Goal of the exercise:
Locate the lines where "screenshot" occurs and copy them as they stand.

[Entries from a dataset]
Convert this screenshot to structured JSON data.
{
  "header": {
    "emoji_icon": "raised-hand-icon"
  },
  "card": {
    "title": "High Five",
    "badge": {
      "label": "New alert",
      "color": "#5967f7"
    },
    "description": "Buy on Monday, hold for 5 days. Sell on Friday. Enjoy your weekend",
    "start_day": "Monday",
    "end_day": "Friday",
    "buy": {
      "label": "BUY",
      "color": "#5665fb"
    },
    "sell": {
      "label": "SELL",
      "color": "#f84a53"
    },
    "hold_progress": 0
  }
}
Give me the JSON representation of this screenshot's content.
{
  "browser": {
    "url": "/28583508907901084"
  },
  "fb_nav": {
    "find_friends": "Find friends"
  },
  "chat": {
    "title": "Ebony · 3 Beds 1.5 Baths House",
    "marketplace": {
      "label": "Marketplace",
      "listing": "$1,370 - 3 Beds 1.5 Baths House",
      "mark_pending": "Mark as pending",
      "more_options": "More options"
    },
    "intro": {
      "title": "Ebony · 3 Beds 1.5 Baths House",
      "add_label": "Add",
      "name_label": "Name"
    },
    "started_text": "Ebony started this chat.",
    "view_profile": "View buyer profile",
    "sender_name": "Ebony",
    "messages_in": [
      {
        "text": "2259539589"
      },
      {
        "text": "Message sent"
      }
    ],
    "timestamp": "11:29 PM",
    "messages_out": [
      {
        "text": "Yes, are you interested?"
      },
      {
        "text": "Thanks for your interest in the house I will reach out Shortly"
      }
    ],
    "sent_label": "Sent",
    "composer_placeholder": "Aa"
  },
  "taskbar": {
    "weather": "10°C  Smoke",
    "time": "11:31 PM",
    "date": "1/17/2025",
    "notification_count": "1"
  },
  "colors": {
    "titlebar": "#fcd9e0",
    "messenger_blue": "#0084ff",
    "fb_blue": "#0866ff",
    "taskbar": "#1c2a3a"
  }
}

Solution for this task:
Convert this screenshot to structured JSON data.
Give me the JSON representation of this screenshot's content.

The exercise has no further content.